DATA SECTION -
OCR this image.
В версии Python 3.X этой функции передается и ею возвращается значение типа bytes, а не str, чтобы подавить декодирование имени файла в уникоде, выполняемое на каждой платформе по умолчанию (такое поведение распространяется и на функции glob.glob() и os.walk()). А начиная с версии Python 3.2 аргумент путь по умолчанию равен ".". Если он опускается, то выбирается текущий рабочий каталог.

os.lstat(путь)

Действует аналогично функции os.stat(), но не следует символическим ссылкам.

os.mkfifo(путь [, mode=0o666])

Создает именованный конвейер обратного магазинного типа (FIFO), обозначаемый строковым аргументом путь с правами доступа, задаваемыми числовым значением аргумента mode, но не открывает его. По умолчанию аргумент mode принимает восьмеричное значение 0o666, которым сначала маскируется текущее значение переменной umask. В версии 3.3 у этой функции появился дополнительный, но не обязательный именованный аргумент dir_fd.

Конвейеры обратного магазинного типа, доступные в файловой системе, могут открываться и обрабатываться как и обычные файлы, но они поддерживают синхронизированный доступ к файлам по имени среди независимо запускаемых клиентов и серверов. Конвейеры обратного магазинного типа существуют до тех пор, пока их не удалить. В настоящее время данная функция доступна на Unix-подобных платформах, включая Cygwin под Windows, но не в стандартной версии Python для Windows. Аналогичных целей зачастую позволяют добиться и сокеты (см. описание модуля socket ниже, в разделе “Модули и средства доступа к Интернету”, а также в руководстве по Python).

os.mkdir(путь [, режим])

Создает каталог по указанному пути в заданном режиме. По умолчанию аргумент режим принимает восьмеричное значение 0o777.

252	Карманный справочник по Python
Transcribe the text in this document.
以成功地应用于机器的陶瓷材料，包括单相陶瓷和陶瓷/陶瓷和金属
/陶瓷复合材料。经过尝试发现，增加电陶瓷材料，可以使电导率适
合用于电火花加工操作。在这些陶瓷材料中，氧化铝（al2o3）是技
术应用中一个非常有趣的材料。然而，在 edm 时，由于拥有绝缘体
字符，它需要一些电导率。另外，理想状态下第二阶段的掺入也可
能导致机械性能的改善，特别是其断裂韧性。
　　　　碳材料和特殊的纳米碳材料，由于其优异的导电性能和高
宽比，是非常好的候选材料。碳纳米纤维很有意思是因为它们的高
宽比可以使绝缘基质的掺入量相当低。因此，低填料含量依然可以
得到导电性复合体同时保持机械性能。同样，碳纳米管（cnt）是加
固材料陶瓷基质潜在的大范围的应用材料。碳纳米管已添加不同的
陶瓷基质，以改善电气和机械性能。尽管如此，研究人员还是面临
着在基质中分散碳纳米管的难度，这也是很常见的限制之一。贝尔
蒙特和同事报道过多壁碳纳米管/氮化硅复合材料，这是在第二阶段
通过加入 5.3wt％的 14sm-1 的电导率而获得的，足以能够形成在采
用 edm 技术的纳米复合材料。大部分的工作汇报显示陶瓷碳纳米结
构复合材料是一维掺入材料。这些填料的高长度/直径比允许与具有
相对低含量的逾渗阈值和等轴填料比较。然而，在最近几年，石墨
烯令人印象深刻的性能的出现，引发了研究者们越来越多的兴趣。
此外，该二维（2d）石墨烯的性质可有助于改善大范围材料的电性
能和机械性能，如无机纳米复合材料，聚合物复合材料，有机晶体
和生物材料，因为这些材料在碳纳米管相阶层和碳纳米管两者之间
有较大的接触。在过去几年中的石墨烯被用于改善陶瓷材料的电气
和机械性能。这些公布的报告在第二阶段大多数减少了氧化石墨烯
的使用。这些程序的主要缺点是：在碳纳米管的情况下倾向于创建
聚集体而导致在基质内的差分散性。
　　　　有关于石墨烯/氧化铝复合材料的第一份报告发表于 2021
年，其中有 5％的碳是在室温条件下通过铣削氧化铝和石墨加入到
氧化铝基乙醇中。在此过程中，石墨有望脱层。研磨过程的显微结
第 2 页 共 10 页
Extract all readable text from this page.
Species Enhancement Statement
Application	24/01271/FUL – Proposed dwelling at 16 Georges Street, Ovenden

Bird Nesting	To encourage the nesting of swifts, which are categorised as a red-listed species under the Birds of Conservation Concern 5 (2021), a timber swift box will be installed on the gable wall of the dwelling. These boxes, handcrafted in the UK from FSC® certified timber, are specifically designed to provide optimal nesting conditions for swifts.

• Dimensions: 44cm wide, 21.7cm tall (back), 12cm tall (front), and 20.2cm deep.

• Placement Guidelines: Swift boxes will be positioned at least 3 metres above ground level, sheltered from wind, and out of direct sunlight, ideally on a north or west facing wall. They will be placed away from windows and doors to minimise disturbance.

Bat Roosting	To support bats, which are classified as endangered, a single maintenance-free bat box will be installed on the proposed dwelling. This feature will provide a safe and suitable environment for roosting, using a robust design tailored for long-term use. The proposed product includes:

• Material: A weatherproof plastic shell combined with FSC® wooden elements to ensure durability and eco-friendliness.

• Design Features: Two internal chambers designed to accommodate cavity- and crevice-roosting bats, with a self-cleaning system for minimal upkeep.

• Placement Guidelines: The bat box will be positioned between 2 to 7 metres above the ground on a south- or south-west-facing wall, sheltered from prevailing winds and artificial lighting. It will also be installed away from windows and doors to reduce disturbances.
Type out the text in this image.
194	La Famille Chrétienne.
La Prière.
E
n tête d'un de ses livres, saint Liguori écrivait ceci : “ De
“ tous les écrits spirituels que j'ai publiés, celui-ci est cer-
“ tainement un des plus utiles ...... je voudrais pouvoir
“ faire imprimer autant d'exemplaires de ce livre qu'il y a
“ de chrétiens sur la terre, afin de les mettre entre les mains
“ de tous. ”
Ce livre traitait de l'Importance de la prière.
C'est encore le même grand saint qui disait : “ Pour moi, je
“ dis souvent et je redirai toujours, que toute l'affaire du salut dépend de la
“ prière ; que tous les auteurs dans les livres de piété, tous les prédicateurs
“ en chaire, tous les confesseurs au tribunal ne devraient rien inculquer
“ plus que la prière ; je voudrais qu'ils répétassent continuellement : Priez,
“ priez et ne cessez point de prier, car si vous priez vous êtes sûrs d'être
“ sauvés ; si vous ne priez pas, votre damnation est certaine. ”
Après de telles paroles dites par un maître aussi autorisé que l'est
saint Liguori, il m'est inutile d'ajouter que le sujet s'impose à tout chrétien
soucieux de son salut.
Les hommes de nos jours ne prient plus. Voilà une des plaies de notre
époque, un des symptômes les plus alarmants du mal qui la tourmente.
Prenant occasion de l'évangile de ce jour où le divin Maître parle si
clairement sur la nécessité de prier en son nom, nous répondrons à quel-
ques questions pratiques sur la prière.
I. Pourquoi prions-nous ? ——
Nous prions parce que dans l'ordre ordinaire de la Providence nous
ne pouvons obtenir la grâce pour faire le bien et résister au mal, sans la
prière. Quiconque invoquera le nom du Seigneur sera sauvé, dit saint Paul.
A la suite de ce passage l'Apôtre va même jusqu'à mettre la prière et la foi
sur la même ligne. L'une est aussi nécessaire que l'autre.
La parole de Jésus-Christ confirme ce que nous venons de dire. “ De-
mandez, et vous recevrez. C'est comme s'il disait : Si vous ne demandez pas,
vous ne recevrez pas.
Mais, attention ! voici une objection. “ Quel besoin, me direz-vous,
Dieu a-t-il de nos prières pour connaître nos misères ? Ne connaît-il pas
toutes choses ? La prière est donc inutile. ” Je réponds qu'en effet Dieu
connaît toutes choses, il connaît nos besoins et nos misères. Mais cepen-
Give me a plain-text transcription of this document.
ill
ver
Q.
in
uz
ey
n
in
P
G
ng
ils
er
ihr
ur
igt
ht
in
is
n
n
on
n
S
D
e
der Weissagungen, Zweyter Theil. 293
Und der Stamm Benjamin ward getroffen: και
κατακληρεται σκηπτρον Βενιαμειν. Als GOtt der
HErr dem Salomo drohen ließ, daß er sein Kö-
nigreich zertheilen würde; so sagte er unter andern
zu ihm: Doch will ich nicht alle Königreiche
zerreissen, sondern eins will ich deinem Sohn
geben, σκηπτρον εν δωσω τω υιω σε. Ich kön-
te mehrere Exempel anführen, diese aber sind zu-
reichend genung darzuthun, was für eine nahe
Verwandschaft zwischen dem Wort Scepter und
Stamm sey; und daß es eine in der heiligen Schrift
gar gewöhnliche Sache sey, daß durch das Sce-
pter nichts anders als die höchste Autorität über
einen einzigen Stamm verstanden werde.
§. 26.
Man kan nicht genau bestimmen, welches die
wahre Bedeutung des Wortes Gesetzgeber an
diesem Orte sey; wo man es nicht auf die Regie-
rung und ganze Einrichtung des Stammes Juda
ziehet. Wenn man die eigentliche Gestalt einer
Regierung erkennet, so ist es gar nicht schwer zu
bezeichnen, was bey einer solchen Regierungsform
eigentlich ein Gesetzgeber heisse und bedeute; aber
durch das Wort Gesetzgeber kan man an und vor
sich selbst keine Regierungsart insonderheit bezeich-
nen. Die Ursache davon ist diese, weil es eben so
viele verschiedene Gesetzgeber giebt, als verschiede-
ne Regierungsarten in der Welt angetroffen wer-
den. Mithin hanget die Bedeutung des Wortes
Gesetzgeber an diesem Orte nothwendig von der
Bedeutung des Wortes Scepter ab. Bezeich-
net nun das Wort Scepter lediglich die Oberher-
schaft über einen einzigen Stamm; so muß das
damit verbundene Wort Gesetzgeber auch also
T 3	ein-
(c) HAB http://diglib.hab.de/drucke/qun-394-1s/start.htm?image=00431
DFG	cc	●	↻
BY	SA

WRITTEN EXERCISE - Extract all lines of the records above that include "einer".

RESULT FOR THIS TASK -
ziehet. Wenn man die eigentliche Gestalt einer
bezeichnen, was bey einer solchen Regierungsform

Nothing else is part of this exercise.